- **What is asked**: An exact reproduction of the records is required, with all images left out.

- **Task input**:

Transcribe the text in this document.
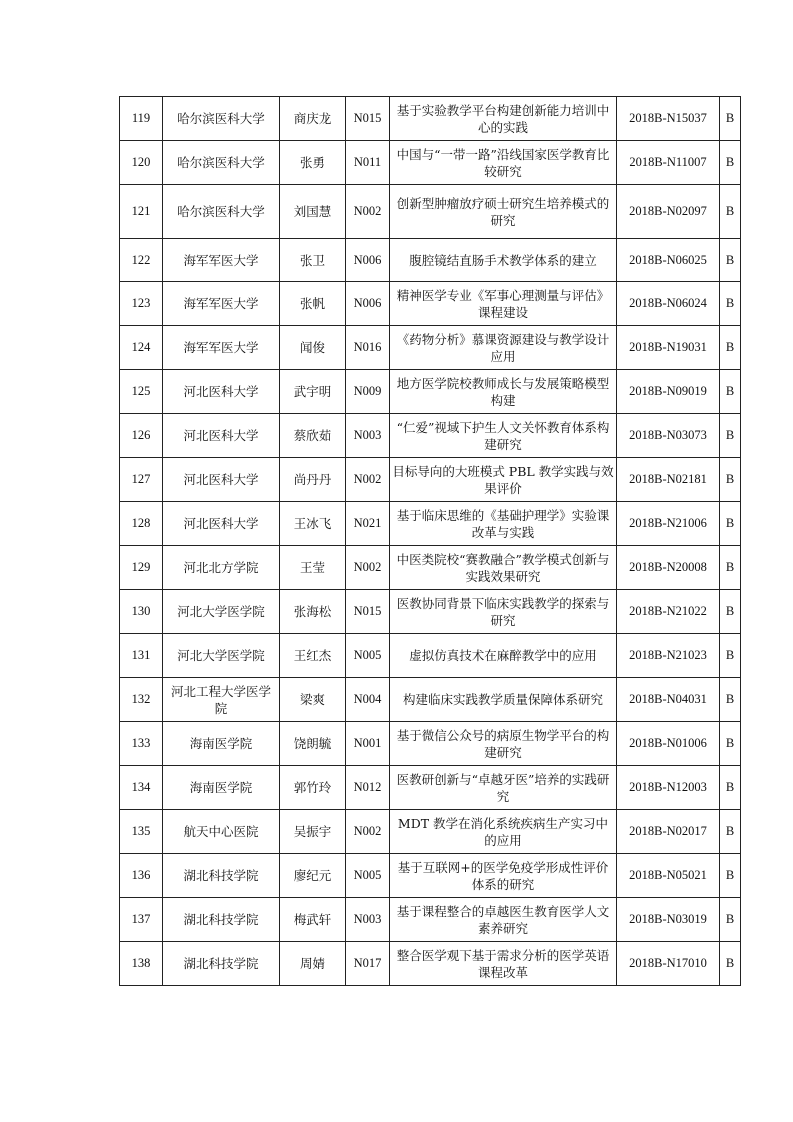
119	哈尔滨医科大学	商庆龙	N015	基于实验教学平台构建创新能力培训中心的实践	2018B-N15037	B
120	哈尔滨医科大学	张勇	N011	中国与“一带一路”沿线国家医学教育比较研究	2018B-N11007	B
121	哈尔滨医科大学	刘国慧	N002	创新型肿瘤放疗硕士研究生培养模式的研究	2018B-N02097	B
122	海军军医大学	张卫	N006	腹腔镜结直肠手术教学体系的建立	2018B-N06025	B
123	海军军医大学	张帆	N006	精神医学专业《军事心理测量与评估》课程建设	2018B-N06024	B
124	海军军医大学	闻俊	N016	《药物分析》慕课资源建设与教学设计应用	2018B-N19031	B
125	河北医科大学	武宇明	N009	地方医学院校教师成长与发展策略模型构建	2018B-N09019	B
126	河北医科大学	蔡欣茹	N003	“仁爱”视域下护生人文关怀教育体系构建研究	2018B-N03073	B
127	河北医科大学	尚丹丹	N002	目标导向的大班模式 PBL 教学实践与效果评价	2018B-N02181	B
128	河北医科大学	王冰飞	N021	基于临床思维的《基础护理学》实验课改革与实践	2018B-N21006	B
129	河北北方学院	王莹	N002	中医类院校“赛教融合”教学模式创新与实践效果研究	2018B-N20008	B
130	河北大学医学院	张海松	N015	医教协同背景下临床实践教学的探索与研究	2018B-N21022	B
131	河北大学医学院	王红杰	N005	虚拟仿真技术在麻醉教学中的应用	2018B-N21023	B
132	河北工程大学医学院	梁爽	N004	构建临床实践教学质量保障体系研究	2018B-N04031	B
133	海南医学院	饶朗毓	N001	基于微信公众号的病原生物学平台的构建研究	2018B-N01006	B
134	海南医学院	郭竹玲	N012	医教研创新与“卓越牙医”培养的实践研究	2018B-N12003	B
135	航天中心医院	吴振宇	N002	MDT 教学在消化系统疾病生产实习中的应用	2018B-N02017	B
136	湖北科技学院	廖纪元	N005	基于互联网+的医学免疫学形成性评价体系的研究	2018B-N05021	B
137	湖北科技学院	梅武轩	N003	基于课程整合的卓越医生教育医学人文素养研究	2018B-N03019	B
138	湖北科技学院	周婧	N017	整合医学观下基于需求分析的医学英语课程改革	2018B-N17010	B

- **Answer to the problem**:
Transcribe the text in this document.
119	哈尔滨医科大学	商庆龙	N015	基于实验教学平台构建创新能力培训中心的实践	2018B-N15037	B
120	哈尔滨医科大学	张勇	N011	中国与“一带一路”沿线国家医学教育比较研究	2018B-N11007	B
121	哈尔滨医科大学	刘国慧	N002	创新型肿瘤放疗硕士研究生培养模式的研究	2018B-N02097	B
122	海军军医大学	张卫	N006	腹腔镜结直肠手术教学体系的建立	2018B-N06025	B
123	海军军医大学	张帆	N006	精神医学专业《军事心理测量与评估》课程建设	2018B-N06024	B
124	海军军医大学	闻俊	N016	《药物分析》慕课资源建设与教学设计应用	2018B-N19031	B
125	河北医科大学	武宇明	N009	地方医学院校教师成长与发展策略模型构建	2018B-N09019	B
126	河北医科大学	蔡欣茹	N003	“仁爱”视域下护生人文关怀教育体系构建研究	2018B-N03073	B
127	河北医科大学	尚丹丹	N002	目标导向的大班模式 PBL 教学实践与效果评价	2018B-N02181	B
128	河北医科大学	王冰飞	N021	基于临床思维的《基础护理学》实验课改革与实践	2018B-N21006	B
129	河北北方学院	王莹	N002	中医类院校“赛教融合”教学模式创新与实践效果研究	2018B-N20008	B
130	河北大学医学院	张海松	N015	医教协同背景下临床实践教学的探索与研究	2018B-N21022	B
131	河北大学医学院	王红杰	N005	虚拟仿真技术在麻醉教学中的应用	2018B-N21023	B
132	河北工程大学医学院	梁爽	N004	构建临床实践教学质量保障体系研究	2018B-N04031	B
133	海南医学院	饶朗毓	N001	基于微信公众号的病原生物学平台的构建研究	2018B-N01006	B
134	海南医学院	郭竹玲	N012	医教研创新与“卓越牙医”培养的实践研究	2018B-N12003	B
135	航天中心医院	吴振宇	N002	MDT 教学在消化系统疾病生产实习中的应用	2018B-N02017	B
136	湖北科技学院	廖纪元	N005	基于互联网+的医学免疫学形成性评价体系的研究	2018B-N05021	B
137	湖北科技学院	梅武轩	N003	基于课程整合的卓越医生教育医学人文素养研究	2018B-N03019	B
138	湖北科技学院	周婧	N017	整合医学观下基于需求分析的医学英语课程改革	2018B-N17010	B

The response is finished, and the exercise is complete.